The task
Entries follow. Set all of them down as they stand.

Provided data
◆ ◆ ◆ ◆ ◆ ◆ ◆

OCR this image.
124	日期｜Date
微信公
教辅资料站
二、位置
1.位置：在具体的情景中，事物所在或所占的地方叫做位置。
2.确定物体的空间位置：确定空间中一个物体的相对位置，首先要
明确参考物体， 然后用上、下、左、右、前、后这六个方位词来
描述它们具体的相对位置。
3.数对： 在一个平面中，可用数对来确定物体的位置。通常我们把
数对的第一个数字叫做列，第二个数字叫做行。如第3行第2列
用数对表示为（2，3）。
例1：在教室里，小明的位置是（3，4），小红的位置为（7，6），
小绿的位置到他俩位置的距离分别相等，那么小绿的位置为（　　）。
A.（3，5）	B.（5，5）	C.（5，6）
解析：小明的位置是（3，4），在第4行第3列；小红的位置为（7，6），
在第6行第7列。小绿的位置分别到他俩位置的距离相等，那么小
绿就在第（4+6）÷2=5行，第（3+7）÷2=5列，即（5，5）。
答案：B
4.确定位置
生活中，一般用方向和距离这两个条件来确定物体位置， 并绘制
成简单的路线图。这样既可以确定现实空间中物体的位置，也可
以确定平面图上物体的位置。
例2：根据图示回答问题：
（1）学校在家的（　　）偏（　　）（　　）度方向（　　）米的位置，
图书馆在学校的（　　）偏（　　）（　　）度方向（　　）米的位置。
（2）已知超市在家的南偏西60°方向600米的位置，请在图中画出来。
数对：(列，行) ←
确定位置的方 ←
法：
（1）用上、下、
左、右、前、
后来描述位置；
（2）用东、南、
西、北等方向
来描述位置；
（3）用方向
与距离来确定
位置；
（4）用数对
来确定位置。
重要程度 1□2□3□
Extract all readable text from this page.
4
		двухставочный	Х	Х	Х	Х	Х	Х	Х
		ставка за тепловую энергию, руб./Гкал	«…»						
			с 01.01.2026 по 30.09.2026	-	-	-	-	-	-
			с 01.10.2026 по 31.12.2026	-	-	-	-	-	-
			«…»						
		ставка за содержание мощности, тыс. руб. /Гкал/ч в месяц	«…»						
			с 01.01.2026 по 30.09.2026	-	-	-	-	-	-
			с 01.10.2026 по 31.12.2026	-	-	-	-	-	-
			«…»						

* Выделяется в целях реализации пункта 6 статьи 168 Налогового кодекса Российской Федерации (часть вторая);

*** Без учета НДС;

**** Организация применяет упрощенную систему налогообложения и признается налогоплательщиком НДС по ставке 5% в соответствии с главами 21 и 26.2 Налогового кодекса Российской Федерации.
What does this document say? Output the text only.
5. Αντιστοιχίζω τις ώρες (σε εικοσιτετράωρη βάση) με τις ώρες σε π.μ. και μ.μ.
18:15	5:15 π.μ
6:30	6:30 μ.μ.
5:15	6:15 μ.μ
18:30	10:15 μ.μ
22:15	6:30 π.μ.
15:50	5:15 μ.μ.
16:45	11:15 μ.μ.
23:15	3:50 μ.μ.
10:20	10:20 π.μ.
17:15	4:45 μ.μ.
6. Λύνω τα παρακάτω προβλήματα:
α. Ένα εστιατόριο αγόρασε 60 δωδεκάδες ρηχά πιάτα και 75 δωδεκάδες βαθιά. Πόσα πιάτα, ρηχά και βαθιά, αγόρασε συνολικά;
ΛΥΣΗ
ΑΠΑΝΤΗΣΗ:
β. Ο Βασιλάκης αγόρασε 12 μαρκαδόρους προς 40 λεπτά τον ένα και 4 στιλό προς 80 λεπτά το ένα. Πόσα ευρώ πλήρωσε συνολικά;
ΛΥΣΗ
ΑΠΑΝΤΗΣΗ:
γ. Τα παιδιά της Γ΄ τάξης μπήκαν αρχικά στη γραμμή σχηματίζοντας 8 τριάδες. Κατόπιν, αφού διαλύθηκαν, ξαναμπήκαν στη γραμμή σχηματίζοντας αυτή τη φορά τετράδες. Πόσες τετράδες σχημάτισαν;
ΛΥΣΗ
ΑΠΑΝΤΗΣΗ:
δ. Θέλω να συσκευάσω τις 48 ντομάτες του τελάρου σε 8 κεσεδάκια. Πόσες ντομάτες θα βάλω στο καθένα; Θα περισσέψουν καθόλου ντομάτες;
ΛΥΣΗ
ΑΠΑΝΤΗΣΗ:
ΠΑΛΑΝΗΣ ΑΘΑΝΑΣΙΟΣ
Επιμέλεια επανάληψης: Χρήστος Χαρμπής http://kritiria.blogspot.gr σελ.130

◆ ◆ ◆ ◆ ◆ ◆ ◆

Finished task
OCR this image.
124	日期｜Date
微信公
教辅资料站
二、位置
1.位置：在具体的情景中，事物所在或所占的地方叫做位置。
2.确定物体的空间位置：确定空间中一个物体的相对位置，首先要
明确参考物体， 然后用上、下、左、右、前、后这六个方位词来
描述它们具体的相对位置。
3.数对： 在一个平面中，可用数对来确定物体的位置。通常我们把
数对的第一个数字叫做列，第二个数字叫做行。如第3行第2列
用数对表示为（2，3）。
例1：在教室里，小明的位置是（3，4），小红的位置为（7，6），
小绿的位置到他俩位置的距离分别相等，那么小绿的位置为（　　）。
A.（3，5）	B.（5，5）	C.（5，6）
解析：小明的位置是（3，4），在第4行第3列；小红的位置为（7，6），
在第6行第7列。小绿的位置分别到他俩位置的距离相等，那么小
绿就在第（4+6）÷2=5行，第（3+7）÷2=5列，即（5，5）。
答案：B
4.确定位置
生活中，一般用方向和距离这两个条件来确定物体位置， 并绘制
成简单的路线图。这样既可以确定现实空间中物体的位置，也可
以确定平面图上物体的位置。
例2：根据图示回答问题：
（1）学校在家的（　　）偏（　　）（　　）度方向（　　）米的位置，
图书馆在学校的（　　）偏（　　）（　　）度方向（　　）米的位置。
（2）已知超市在家的南偏西60°方向600米的位置，请在图中画出来。
数对：(列，行) ←
确定位置的方 ←
法：
（1）用上、下、
左、右、前、
后来描述位置；
（2）用东、南、
西、北等方向
来描述位置；
（3）用方向
与距离来确定
位置；
（4）用数对
来确定位置。
重要程度 1□2□3□
Extract all readable text from this page.
4
		двухставочный	Х	Х	Х	Х	Х	Х	Х
		ставка за тепловую энергию, руб./Гкал	«…»						
			с 01.01.2026 по 30.09.2026	-	-	-	-	-	-
			с 01.10.2026 по 31.12.2026	-	-	-	-	-	-
			«…»						
		ставка за содержание мощности, тыс. руб. /Гкал/ч в месяц	«…»						
			с 01.01.2026 по 30.09.2026	-	-	-	-	-	-
			с 01.10.2026 по 31.12.2026	-	-	-	-	-	-
			«…»						

* Выделяется в целях реализации пункта 6 статьи 168 Налогового кодекса Российской Федерации (часть вторая);

*** Без учета НДС;

**** Организация применяет упрощенную систему налогообложения и признается налогоплательщиком НДС по ставке 5% в соответствии с главами 21 и 26.2 Налогового кодекса Российской Федерации.
What does this document say? Output the text only.
5. Αντιστοιχίζω τις ώρες (σε εικοσιτετράωρη βάση) με τις ώρες σε π.μ. και μ.μ.
18:15	5:15 π.μ
6:30	6:30 μ.μ.
5:15	6:15 μ.μ
18:30	10:15 μ.μ
22:15	6:30 π.μ.
15:50	5:15 μ.μ.
16:45	11:15 μ.μ.
23:15	3:50 μ.μ.
10:20	10:20 π.μ.
17:15	4:45 μ.μ.
6. Λύνω τα παρακάτω προβλήματα:
α. Ένα εστιατόριο αγόρασε 60 δωδεκάδες ρηχά πιάτα και 75 δωδεκάδες βαθιά. Πόσα πιάτα, ρηχά και βαθιά, αγόρασε συνολικά;
ΛΥΣΗ
ΑΠΑΝΤΗΣΗ:
β. Ο Βασιλάκης αγόρασε 12 μαρκαδόρους προς 40 λεπτά τον ένα και 4 στιλό προς 80 λεπτά το ένα. Πόσα ευρώ πλήρωσε συνολικά;
ΛΥΣΗ
ΑΠΑΝΤΗΣΗ:
γ. Τα παιδιά της Γ΄ τάξης μπήκαν αρχικά στη γραμμή σχηματίζοντας 8 τριάδες. Κατόπιν, αφού διαλύθηκαν, ξαναμπήκαν στη γραμμή σχηματίζοντας αυτή τη φορά τετράδες. Πόσες τετράδες σχημάτισαν;
ΛΥΣΗ
ΑΠΑΝΤΗΣΗ:
δ. Θέλω να συσκευάσω τις 48 ντομάτες του τελάρου σε 8 κεσεδάκια. Πόσες ντομάτες θα βάλω στο καθένα; Θα περισσέψουν καθόλου ντομάτες;
ΛΥΣΗ
ΑΠΑΝΤΗΣΗ:
ΠΑΛΑΝΗΣ ΑΘΑΝΑΣΙΟΣ
Επιμέλεια επανάληψης: Χρήστος Χαρμπής http://kritiria.blogspot.gr σελ.130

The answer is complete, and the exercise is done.